Data records:
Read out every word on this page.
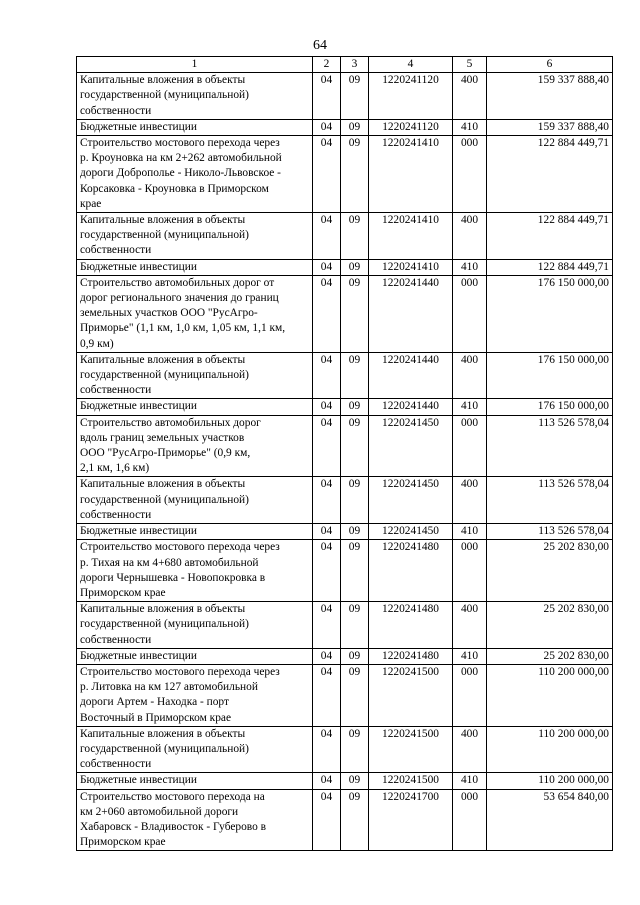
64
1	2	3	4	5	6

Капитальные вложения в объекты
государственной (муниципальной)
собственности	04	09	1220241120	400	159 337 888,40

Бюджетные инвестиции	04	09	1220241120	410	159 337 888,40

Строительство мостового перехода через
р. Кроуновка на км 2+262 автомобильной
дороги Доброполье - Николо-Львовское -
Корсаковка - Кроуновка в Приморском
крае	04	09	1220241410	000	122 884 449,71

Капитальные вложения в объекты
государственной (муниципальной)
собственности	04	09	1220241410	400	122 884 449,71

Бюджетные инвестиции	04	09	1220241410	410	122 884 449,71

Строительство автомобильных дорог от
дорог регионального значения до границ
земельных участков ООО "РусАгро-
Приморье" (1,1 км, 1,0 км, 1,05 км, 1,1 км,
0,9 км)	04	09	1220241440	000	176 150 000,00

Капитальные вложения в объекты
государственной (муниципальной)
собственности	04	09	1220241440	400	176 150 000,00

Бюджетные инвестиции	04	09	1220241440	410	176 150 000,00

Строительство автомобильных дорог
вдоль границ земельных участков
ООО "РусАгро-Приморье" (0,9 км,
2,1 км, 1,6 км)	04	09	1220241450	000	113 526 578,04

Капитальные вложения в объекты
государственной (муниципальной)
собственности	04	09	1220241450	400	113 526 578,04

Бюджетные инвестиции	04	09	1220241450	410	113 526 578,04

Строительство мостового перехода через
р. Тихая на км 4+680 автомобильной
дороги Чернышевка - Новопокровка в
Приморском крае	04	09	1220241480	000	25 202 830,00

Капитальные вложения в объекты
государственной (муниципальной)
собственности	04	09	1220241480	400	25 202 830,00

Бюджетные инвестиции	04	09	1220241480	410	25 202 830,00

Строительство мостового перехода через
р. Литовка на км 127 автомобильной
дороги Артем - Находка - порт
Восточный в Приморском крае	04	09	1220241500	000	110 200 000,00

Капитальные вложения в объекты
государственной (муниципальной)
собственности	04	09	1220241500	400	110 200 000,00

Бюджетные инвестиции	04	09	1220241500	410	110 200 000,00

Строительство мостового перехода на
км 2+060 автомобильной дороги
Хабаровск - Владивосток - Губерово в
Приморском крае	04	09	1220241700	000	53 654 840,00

* * *

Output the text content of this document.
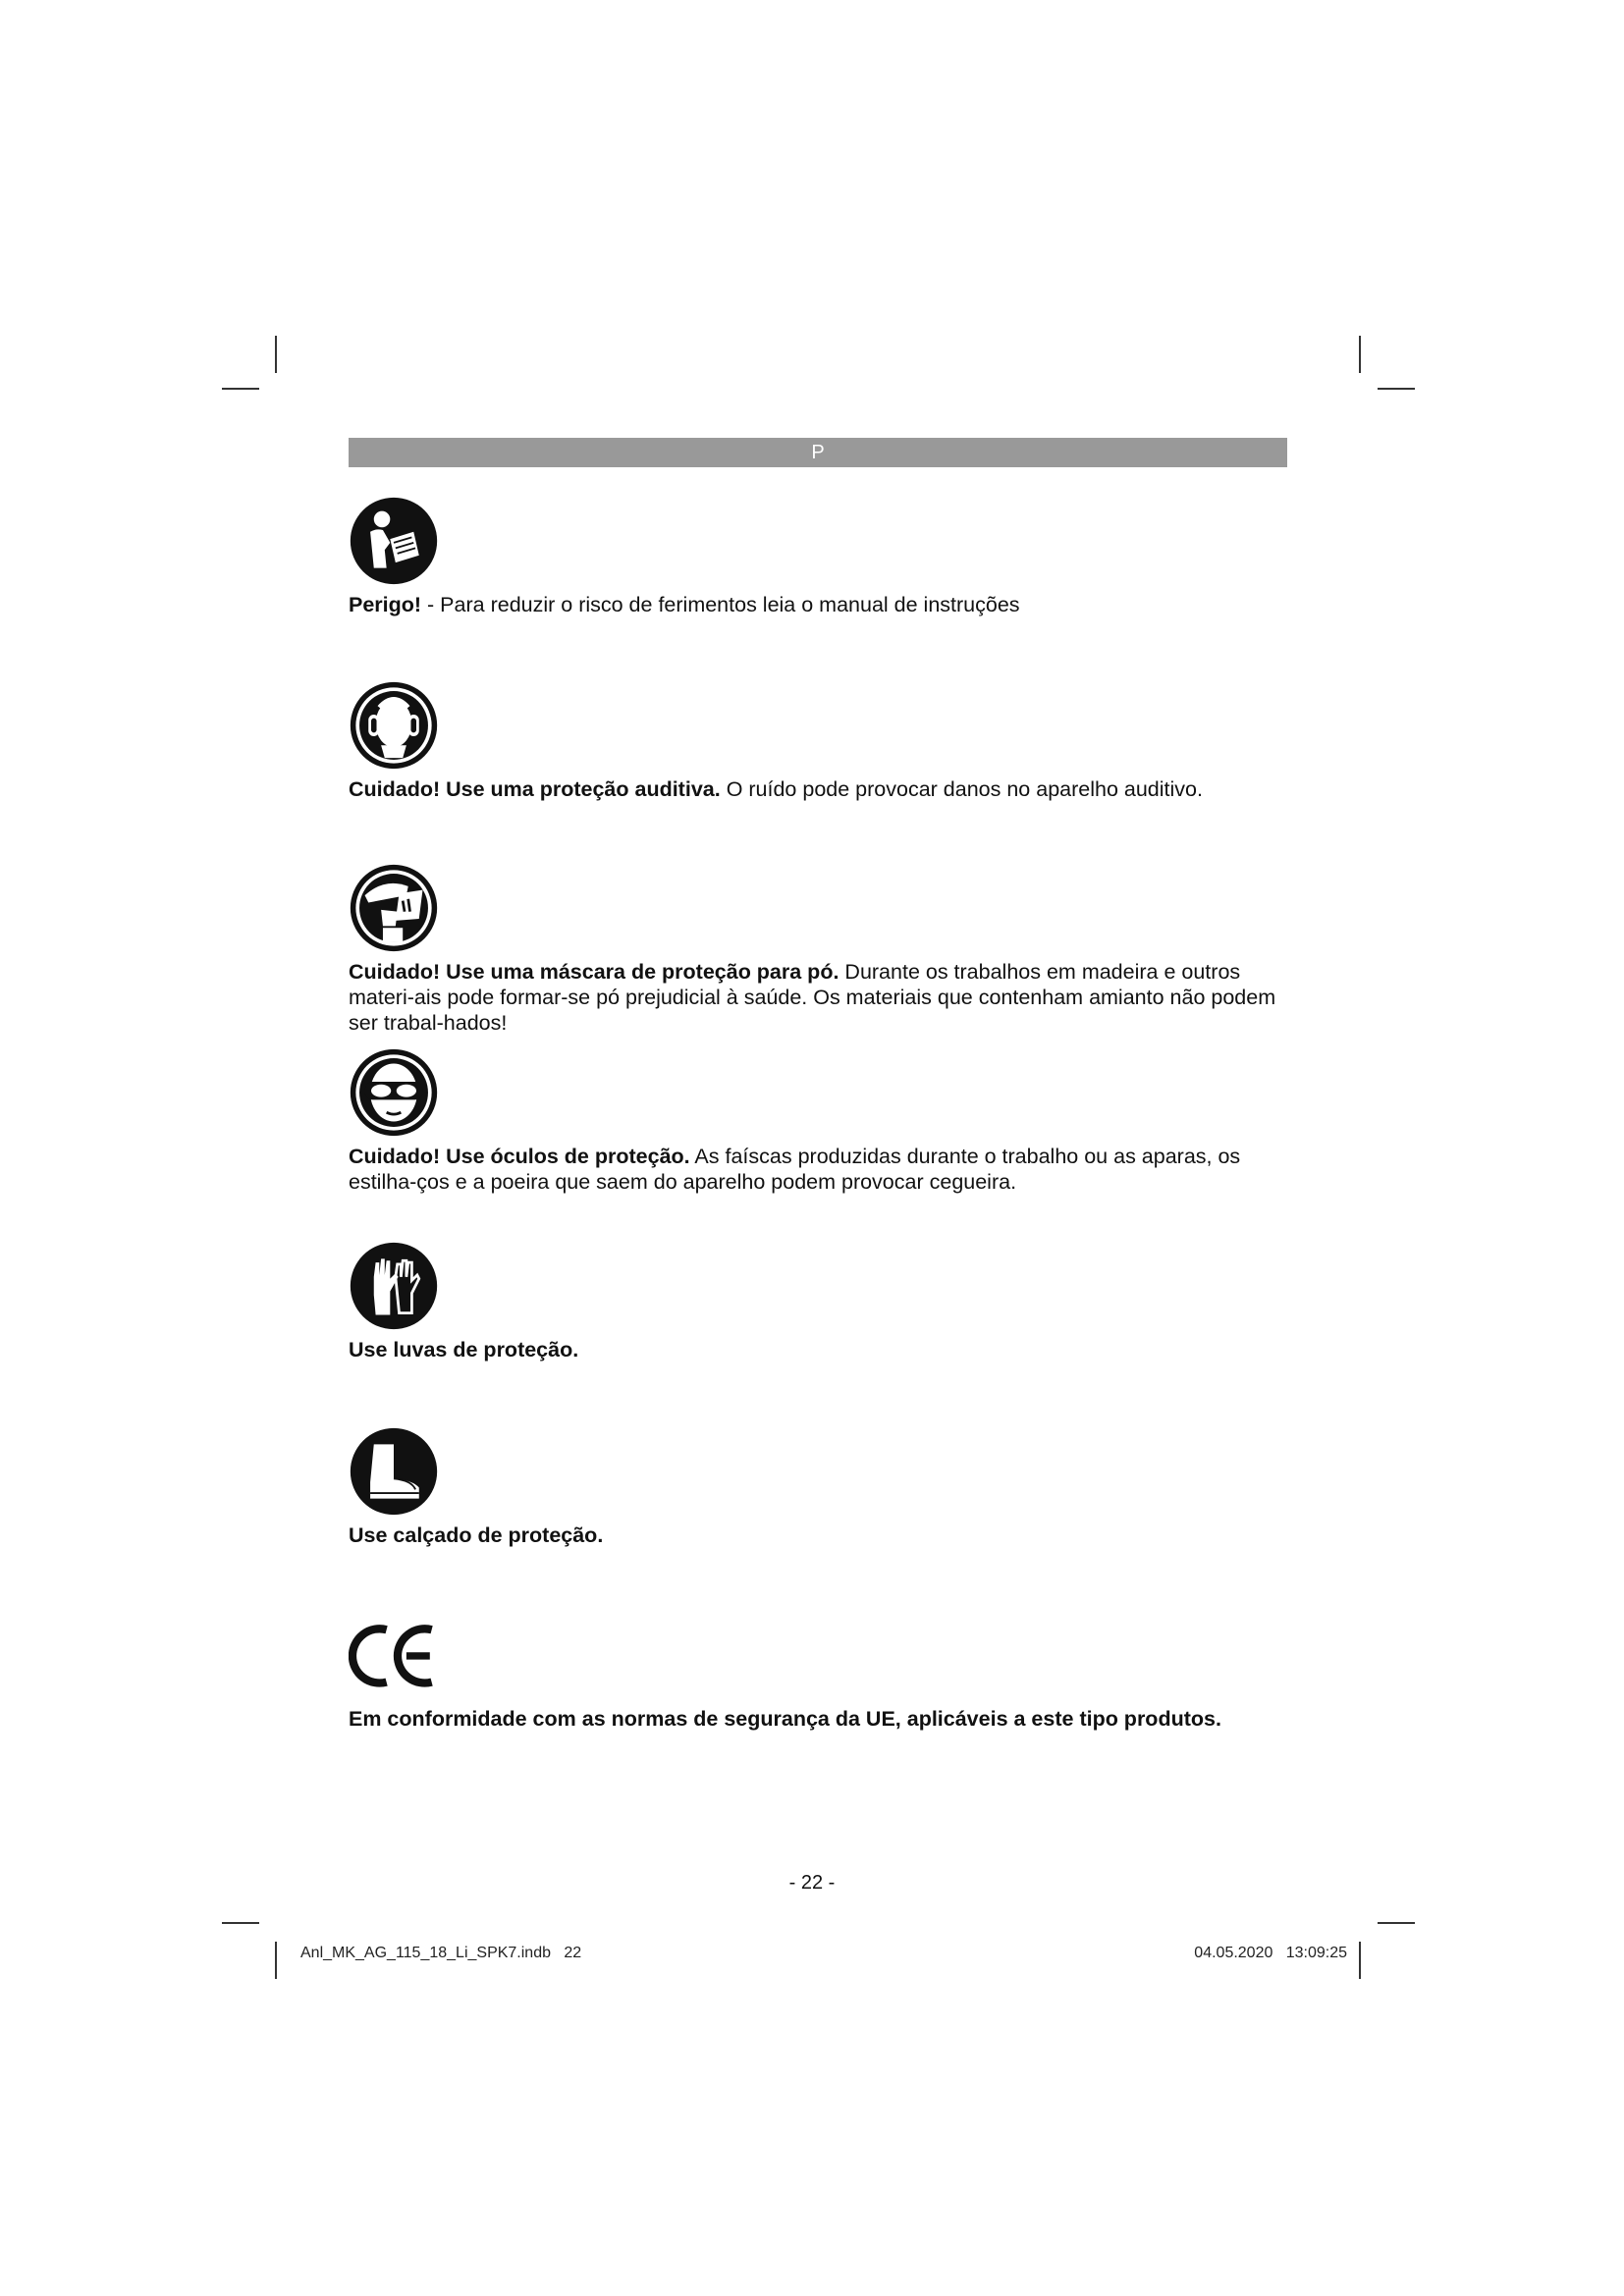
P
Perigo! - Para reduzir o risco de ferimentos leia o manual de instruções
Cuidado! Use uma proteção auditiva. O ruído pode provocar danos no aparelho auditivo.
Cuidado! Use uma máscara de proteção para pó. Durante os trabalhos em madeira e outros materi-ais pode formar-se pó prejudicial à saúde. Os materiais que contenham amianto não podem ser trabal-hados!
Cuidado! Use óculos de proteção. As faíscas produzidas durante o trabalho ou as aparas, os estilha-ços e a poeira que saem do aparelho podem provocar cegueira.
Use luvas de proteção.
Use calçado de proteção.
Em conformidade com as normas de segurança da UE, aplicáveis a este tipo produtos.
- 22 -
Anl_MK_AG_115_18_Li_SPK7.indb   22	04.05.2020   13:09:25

### Your task
Find how many lines in the material hold the word "крае" and state that number alone.

### Response for this exercise
4